* Records provided:
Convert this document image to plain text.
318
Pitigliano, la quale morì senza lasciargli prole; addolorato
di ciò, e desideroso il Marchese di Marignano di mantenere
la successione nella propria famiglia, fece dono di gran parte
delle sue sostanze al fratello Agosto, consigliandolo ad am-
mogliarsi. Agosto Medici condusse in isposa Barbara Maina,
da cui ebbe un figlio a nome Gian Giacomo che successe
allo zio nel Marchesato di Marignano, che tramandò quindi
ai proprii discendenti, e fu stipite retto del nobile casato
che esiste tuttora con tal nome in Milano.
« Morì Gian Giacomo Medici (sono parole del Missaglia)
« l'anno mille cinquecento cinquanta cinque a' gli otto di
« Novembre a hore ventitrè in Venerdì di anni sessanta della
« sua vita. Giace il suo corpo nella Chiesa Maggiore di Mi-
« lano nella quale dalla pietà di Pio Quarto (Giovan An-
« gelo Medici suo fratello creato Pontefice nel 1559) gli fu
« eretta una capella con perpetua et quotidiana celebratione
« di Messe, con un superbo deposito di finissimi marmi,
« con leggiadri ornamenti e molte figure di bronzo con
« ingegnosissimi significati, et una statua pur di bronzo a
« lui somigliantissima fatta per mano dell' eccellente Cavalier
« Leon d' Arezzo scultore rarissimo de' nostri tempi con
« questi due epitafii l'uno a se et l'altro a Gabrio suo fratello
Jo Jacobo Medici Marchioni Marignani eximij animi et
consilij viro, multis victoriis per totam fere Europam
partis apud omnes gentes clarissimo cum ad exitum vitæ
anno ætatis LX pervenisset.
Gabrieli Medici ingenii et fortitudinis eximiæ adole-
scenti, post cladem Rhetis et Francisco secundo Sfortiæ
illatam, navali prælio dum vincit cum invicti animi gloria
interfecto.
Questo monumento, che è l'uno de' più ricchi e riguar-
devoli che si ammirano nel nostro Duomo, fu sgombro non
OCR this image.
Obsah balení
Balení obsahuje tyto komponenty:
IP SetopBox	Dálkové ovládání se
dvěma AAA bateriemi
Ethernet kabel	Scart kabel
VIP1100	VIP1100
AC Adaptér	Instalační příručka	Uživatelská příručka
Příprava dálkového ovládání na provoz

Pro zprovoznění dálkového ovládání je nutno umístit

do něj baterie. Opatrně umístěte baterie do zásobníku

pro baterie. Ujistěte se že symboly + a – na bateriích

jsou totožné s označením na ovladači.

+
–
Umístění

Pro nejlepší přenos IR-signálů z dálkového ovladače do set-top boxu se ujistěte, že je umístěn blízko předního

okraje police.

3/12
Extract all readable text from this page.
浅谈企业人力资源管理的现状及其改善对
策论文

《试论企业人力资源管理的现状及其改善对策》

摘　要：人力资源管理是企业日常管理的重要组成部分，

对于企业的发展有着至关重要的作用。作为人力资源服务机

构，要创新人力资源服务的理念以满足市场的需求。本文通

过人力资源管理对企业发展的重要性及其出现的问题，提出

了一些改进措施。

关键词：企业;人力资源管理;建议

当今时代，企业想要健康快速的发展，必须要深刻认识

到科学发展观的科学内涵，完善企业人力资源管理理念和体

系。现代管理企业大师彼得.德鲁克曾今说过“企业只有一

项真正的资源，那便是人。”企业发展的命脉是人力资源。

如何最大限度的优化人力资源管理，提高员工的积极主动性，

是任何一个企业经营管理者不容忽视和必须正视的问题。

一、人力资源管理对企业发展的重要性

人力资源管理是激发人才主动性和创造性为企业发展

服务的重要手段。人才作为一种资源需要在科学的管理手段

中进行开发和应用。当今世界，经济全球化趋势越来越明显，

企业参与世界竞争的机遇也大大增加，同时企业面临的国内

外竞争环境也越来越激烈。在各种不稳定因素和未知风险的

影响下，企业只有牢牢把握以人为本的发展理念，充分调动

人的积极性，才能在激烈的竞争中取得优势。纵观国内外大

* What to produce: Print every entry exactly as it appears.

* Solution for this task:
Convert this document image to plain text.
318
Pitigliano, la quale morì senza lasciargli prole; addolorato
di ciò, e desideroso il Marchese di Marignano di mantenere
la successione nella propria famiglia, fece dono di gran parte
delle sue sostanze al fratello Agosto, consigliandolo ad am-
mogliarsi. Agosto Medici condusse in isposa Barbara Maina,
da cui ebbe un figlio a nome Gian Giacomo che successe
allo zio nel Marchesato di Marignano, che tramandò quindi
ai proprii discendenti, e fu stipite retto del nobile casato
che esiste tuttora con tal nome in Milano.
« Morì Gian Giacomo Medici (sono parole del Missaglia)
« l'anno mille cinquecento cinquanta cinque a' gli otto di
« Novembre a hore ventitrè in Venerdì di anni sessanta della
« sua vita. Giace il suo corpo nella Chiesa Maggiore di Mi-
« lano nella quale dalla pietà di Pio Quarto (Giovan An-
« gelo Medici suo fratello creato Pontefice nel 1559) gli fu
« eretta una capella con perpetua et quotidiana celebratione
« di Messe, con un superbo deposito di finissimi marmi,
« con leggiadri ornamenti e molte figure di bronzo con
« ingegnosissimi significati, et una statua pur di bronzo a
« lui somigliantissima fatta per mano dell' eccellente Cavalier
« Leon d' Arezzo scultore rarissimo de' nostri tempi con
« questi due epitafii l'uno a se et l'altro a Gabrio suo fratello
Jo Jacobo Medici Marchioni Marignani eximij animi et
consilij viro, multis victoriis per totam fere Europam
partis apud omnes gentes clarissimo cum ad exitum vitæ
anno ætatis LX pervenisset.
Gabrieli Medici ingenii et fortitudinis eximiæ adole-
scenti, post cladem Rhetis et Francisco secundo Sfortiæ
illatam, navali prælio dum vincit cum invicti animi gloria
interfecto.
Questo monumento, che è l'uno de' più ricchi e riguar-
devoli che si ammirano nel nostro Duomo, fu sgombro non
OCR this image.
Obsah balení
Balení obsahuje tyto komponenty:
IP SetopBox	Dálkové ovládání se
dvěma AAA bateriemi
Ethernet kabel	Scart kabel
VIP1100	VIP1100
AC Adaptér	Instalační příručka	Uživatelská příručka
Příprava dálkového ovládání na provoz

Pro zprovoznění dálkového ovládání je nutno umístit

do něj baterie. Opatrně umístěte baterie do zásobníku

pro baterie. Ujistěte se že symboly + a – na bateriích

jsou totožné s označením na ovladači.

+
–
Umístění

Pro nejlepší přenos IR-signálů z dálkového ovladače do set-top boxu se ujistěte, že je umístěn blízko předního

okraje police.

3/12
Extract all readable text from this page.
浅谈企业人力资源管理的现状及其改善对
策论文

《试论企业人力资源管理的现状及其改善对策》

摘　要：人力资源管理是企业日常管理的重要组成部分，

对于企业的发展有着至关重要的作用。作为人力资源服务机

构，要创新人力资源服务的理念以满足市场的需求。本文通

过人力资源管理对企业发展的重要性及其出现的问题，提出

了一些改进措施。

关键词：企业;人力资源管理;建议

当今时代，企业想要健康快速的发展，必须要深刻认识

到科学发展观的科学内涵，完善企业人力资源管理理念和体

系。现代管理企业大师彼得.德鲁克曾今说过“企业只有一

项真正的资源，那便是人。”企业发展的命脉是人力资源。

如何最大限度的优化人力资源管理，提高员工的积极主动性，

是任何一个企业经营管理者不容忽视和必须正视的问题。

一、人力资源管理对企业发展的重要性

人力资源管理是激发人才主动性和创造性为企业发展

服务的重要手段。人才作为一种资源需要在科学的管理手段

中进行开发和应用。当今世界，经济全球化趋势越来越明显，

企业参与世界竞争的机遇也大大增加，同时企业面临的国内

外竞争环境也越来越激烈。在各种不稳定因素和未知风险的

影响下，企业只有牢牢把握以人为本的发展理念，充分调动

人的积极性，才能在激烈的竞争中取得优势。纵观国内外大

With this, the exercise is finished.